TASK DETAILS
Locate each line of the material that contains "text", then return it.

ENTRIES SHOWN

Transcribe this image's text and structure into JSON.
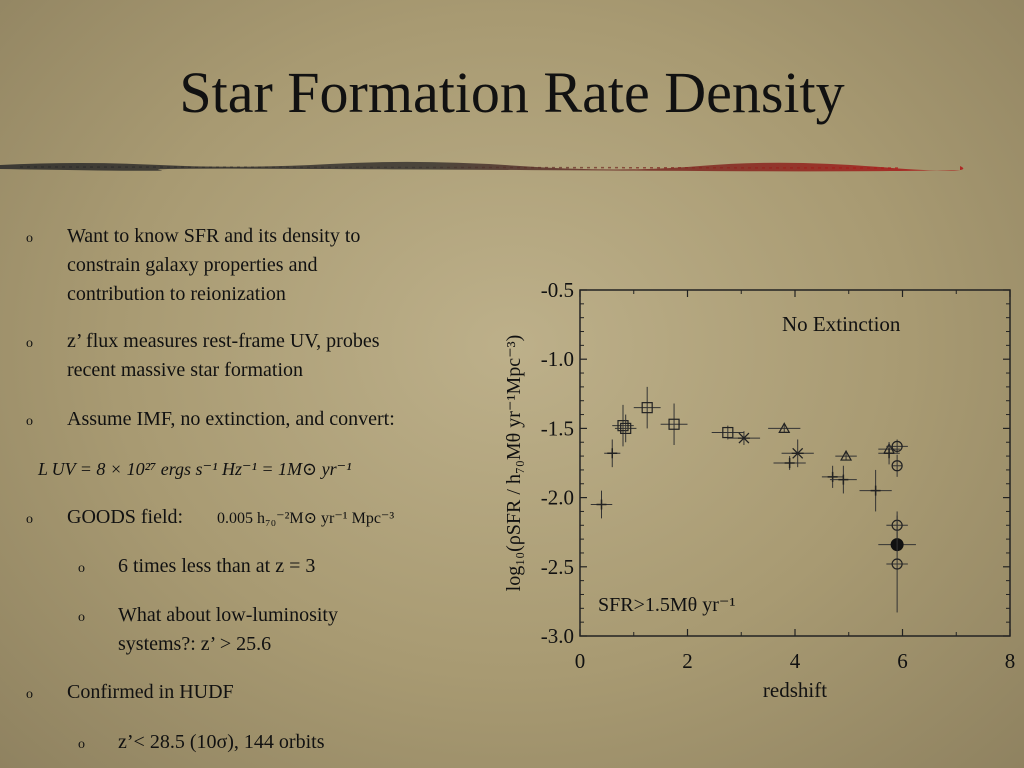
{
  "slide": {
    "title": "Star Formation Rate Density"
  },
  "bullets": [
    {
      "level": 1,
      "lines": [
        "Want to know SFR and its density to",
        "constrain galaxy properties and",
        "contribution to reionization"
      ]
    },
    {
      "level": 1,
      "lines": [
        "z’ flux measures rest-frame UV, probes",
        "recent massive star formation"
      ]
    },
    {
      "level": 1,
      "lines": [
        "Assume IMF, no extinction, and convert:"
      ]
    },
    {
      "level": 0,
      "lines": [
        "L UV = 8 × 10²⁷ ergs s⁻¹ Hz⁻¹ = 1M⊙ yr⁻¹"
      ]
    },
    {
      "level": 1,
      "lines": [
        "GOODS field:"
      ],
      "inline": "0.005 h₇₀⁻²M⊙ yr⁻¹ Mpc⁻³"
    },
    {
      "level": 2,
      "lines": [
        "6 times less than at z = 3"
      ]
    },
    {
      "level": 2,
      "lines": [
        "What about low-luminosity",
        "systems?: z’ > 25.6"
      ]
    },
    {
      "level": 1,
      "lines": [
        "Confirmed in HUDF"
      ]
    },
    {
      "level": 2,
      "lines": [
        "z’< 28.5 (10σ), 144 orbits"
      ]
    }
  ],
  "bullet_marker": "o",
  "chart_data": {
    "type": "scatter",
    "xlabel": "redshift",
    "ylabel": "log₁₀(ρSFR / h₇₀Mθ yr⁻¹Mpc⁻³)",
    "xlim": [
      0,
      8
    ],
    "ylim": [
      -3.0,
      -0.5
    ],
    "xticks": [
      0,
      2,
      4,
      6,
      8
    ],
    "yticks": [
      -0.5,
      -1.0,
      -1.5,
      -2.0,
      -2.5,
      -3.0
    ],
    "xtick_labels": [
      "0",
      "2",
      "4",
      "6",
      "8"
    ],
    "ytick_labels": [
      "-0.5",
      "-1.0",
      "-1.5",
      "-2.0",
      "-2.5",
      "-3.0"
    ],
    "annotations": [
      "No Extinction",
      "SFR>1.5Mθ yr⁻¹"
    ],
    "grid": false,
    "points": [
      {
        "marker": "plus",
        "x": 0.4,
        "y": -2.05,
        "xerr": 0.2,
        "yerr": 0.1
      },
      {
        "marker": "plus",
        "x": 0.6,
        "y": -1.68,
        "xerr": 0.15,
        "yerr": 0.1
      },
      {
        "marker": "square",
        "x": 0.8,
        "y": -1.48,
        "xerr": 0.2,
        "yerr": 0.15
      },
      {
        "marker": "square",
        "x": 0.85,
        "y": -1.5,
        "xerr": 0.2,
        "yerr": 0.1
      },
      {
        "marker": "square",
        "x": 1.25,
        "y": -1.35,
        "xerr": 0.25,
        "yerr": 0.15
      },
      {
        "marker": "square",
        "x": 1.75,
        "y": -1.47,
        "xerr": 0.25,
        "yerr": 0.15
      },
      {
        "marker": "square",
        "x": 2.75,
        "y": -1.53,
        "xerr": 0.3,
        "yerr": 0.05
      },
      {
        "marker": "star",
        "x": 3.05,
        "y": -1.57,
        "xerr": 0.3,
        "yerr": 0.05
      },
      {
        "marker": "triangle",
        "x": 3.8,
        "y": -1.5,
        "xerr": 0.3,
        "yerr": 0.03
      },
      {
        "marker": "plus",
        "x": 3.9,
        "y": -1.75,
        "xerr": 0.3,
        "yerr": 0.05
      },
      {
        "marker": "star",
        "x": 4.05,
        "y": -1.68,
        "xerr": 0.3,
        "yerr": 0.1
      },
      {
        "marker": "triangle",
        "x": 4.95,
        "y": -1.7,
        "xerr": 0.2,
        "yerr": 0.03
      },
      {
        "marker": "plus",
        "x": 4.7,
        "y": -1.85,
        "xerr": 0.2,
        "yerr": 0.08
      },
      {
        "marker": "plus",
        "x": 4.9,
        "y": -1.87,
        "xerr": 0.25,
        "yerr": 0.1
      },
      {
        "marker": "plus",
        "x": 5.5,
        "y": -1.95,
        "xerr": 0.3,
        "yerr": 0.15
      },
      {
        "marker": "triangle",
        "x": 5.75,
        "y": -1.65,
        "xerr": 0.2,
        "yerr": 0.05
      },
      {
        "marker": "plus",
        "x": 5.75,
        "y": -1.68,
        "xerr": 0.2,
        "yerr": 0.08
      },
      {
        "marker": "circle",
        "x": 5.9,
        "y": -1.63,
        "xerr": 0.2,
        "yerr": 0.05
      },
      {
        "marker": "circle",
        "x": 5.9,
        "y": -1.77,
        "xerr": 0.1,
        "yerr": 0.08
      },
      {
        "marker": "circle",
        "x": 5.9,
        "y": -2.2,
        "xerr": 0.2,
        "yerr": 0.1
      },
      {
        "marker": "filled-circle",
        "x": 5.9,
        "y": -2.34,
        "xerr": 0.35,
        "yerr": 0.05
      },
      {
        "marker": "circle",
        "x": 5.9,
        "y": -2.48,
        "xerr": 0.2,
        "yerr": 0.35
      }
    ]
  },
  "colors": {
    "background": "#a89a72",
    "divider_dark": "#2a2a2a",
    "divider_red": "#b01818",
    "text": "#111111"
  }
}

TASK RESULT
Transcribe this image's text and structure into JSON.
    "text": "#111111"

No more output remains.